**DIRECTIVE**: Copy out every line containing the word "content".

**STORED RECORDS**:
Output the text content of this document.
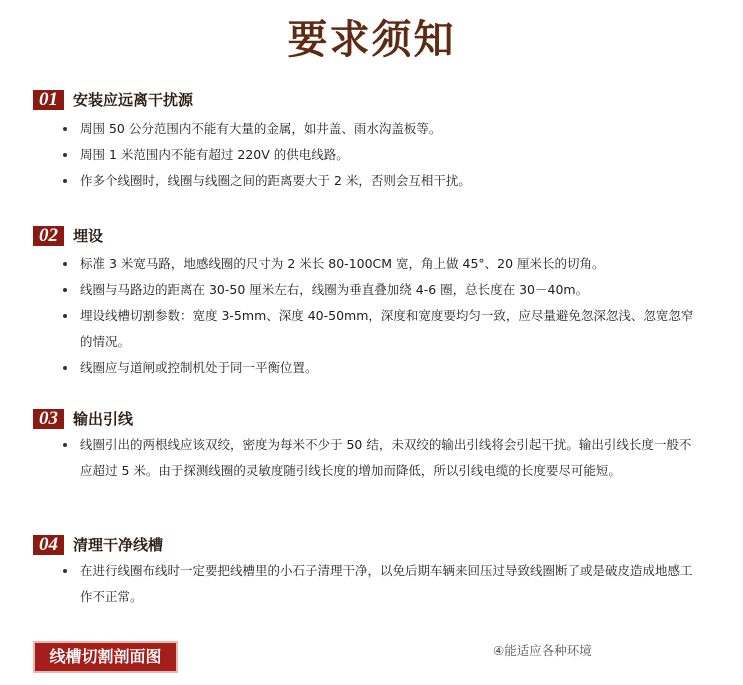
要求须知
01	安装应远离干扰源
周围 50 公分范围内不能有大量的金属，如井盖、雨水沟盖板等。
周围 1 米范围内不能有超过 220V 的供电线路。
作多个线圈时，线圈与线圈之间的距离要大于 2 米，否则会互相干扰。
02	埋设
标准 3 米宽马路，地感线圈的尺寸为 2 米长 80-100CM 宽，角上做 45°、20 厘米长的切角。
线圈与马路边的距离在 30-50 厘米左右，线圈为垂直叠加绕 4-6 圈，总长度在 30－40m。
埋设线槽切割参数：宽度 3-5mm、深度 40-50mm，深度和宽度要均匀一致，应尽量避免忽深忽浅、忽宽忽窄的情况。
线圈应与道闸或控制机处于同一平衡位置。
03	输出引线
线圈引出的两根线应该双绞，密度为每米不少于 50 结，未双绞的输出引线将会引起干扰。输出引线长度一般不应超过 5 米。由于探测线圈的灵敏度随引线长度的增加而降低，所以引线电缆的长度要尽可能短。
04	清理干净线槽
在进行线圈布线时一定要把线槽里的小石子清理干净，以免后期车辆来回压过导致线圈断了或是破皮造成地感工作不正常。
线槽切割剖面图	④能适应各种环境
--
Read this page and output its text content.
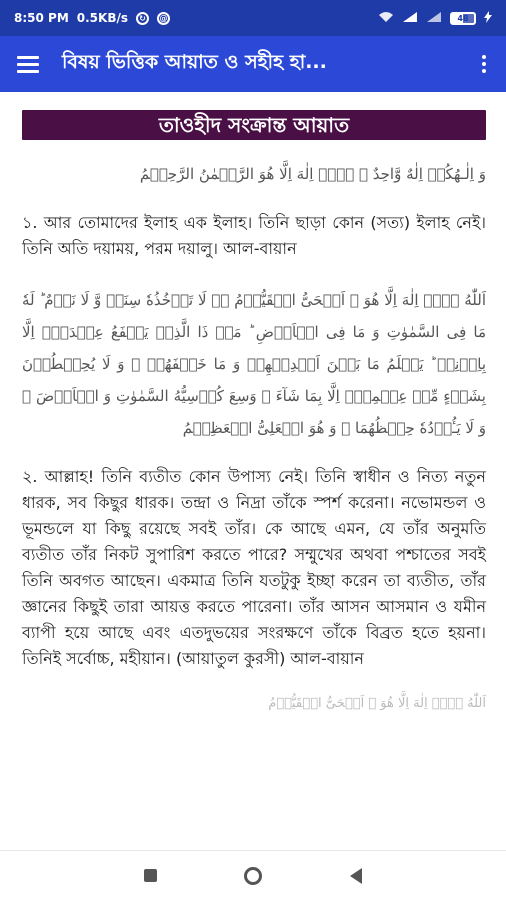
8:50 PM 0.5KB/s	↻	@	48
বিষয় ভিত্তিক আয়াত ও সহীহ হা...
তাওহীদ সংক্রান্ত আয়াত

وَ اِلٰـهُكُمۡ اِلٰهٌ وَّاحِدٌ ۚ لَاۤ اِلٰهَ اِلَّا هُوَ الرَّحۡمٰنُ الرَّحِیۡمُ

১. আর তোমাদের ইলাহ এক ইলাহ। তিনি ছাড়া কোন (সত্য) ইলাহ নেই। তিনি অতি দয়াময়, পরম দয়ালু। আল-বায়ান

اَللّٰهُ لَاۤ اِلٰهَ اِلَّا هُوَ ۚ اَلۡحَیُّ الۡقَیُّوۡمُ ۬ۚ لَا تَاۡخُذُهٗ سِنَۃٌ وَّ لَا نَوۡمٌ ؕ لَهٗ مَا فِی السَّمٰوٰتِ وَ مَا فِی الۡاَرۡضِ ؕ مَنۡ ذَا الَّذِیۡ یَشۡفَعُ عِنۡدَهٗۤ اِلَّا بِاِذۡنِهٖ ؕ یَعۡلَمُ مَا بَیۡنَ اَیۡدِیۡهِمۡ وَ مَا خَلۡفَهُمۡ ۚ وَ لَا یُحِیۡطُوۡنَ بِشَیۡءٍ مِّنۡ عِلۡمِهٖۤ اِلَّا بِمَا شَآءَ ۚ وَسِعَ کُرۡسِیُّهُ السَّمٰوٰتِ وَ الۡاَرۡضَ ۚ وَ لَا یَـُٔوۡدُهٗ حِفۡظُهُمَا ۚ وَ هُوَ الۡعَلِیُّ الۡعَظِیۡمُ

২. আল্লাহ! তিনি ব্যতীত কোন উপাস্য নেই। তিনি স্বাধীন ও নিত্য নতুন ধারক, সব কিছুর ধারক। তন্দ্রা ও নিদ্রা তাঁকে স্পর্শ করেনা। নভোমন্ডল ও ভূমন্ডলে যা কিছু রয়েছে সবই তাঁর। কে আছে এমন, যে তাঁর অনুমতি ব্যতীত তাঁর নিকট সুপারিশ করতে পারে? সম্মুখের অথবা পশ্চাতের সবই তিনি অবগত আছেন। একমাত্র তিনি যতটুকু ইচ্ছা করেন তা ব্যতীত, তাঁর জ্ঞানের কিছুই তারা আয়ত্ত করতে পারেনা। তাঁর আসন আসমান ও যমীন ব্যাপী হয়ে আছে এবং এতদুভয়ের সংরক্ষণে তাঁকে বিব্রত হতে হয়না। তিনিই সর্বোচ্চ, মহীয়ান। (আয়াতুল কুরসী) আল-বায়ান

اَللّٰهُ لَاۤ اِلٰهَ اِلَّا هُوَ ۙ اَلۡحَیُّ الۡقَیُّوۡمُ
==
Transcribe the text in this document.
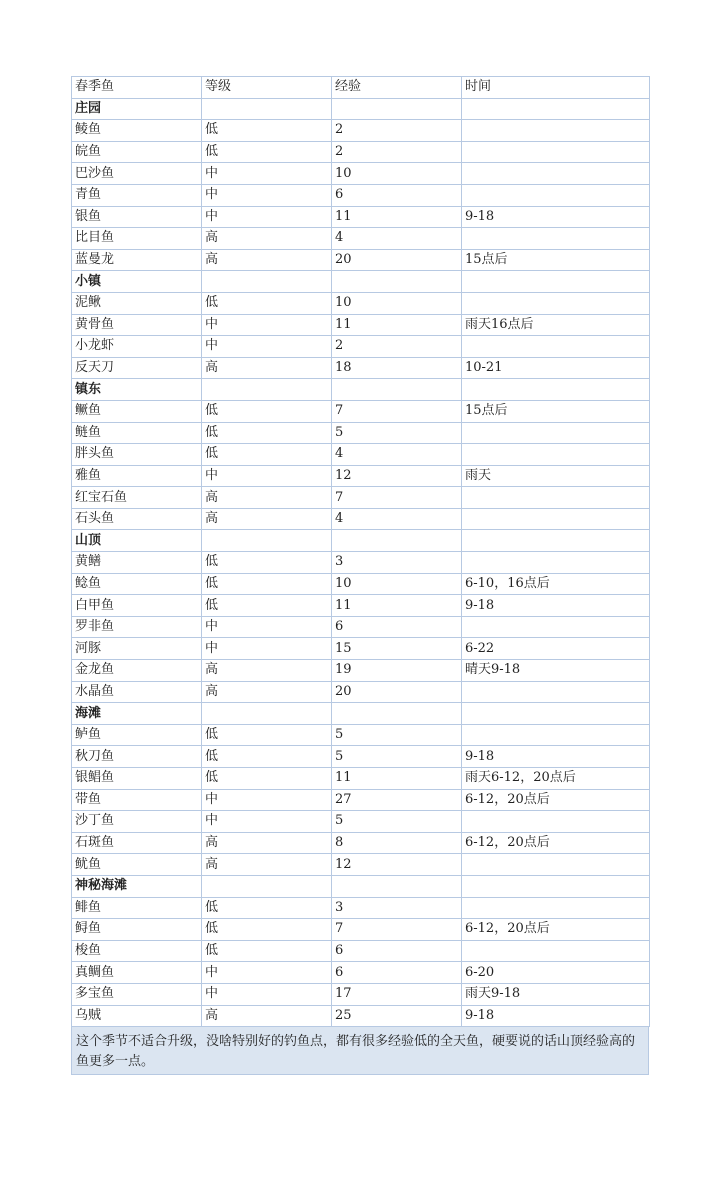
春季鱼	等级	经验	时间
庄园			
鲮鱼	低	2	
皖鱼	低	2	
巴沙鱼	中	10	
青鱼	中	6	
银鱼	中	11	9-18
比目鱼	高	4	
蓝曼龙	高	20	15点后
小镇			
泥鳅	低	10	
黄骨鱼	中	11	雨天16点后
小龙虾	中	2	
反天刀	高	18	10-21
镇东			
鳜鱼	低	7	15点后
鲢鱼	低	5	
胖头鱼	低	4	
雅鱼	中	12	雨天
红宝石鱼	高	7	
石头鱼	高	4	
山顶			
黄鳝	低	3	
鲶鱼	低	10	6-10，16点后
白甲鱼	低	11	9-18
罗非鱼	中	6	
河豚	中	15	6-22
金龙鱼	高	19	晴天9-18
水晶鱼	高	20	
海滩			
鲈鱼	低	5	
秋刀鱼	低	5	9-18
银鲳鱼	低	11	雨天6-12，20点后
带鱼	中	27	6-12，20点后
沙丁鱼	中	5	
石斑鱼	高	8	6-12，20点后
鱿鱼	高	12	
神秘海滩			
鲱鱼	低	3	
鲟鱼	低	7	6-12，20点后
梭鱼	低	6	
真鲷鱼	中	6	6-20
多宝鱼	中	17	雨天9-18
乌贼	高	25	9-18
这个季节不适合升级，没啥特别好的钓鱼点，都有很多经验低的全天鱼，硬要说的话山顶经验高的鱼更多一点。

**ANSWER TO THIS PROBLEM**:
Output the text content of this document.
Read this page and output its text content.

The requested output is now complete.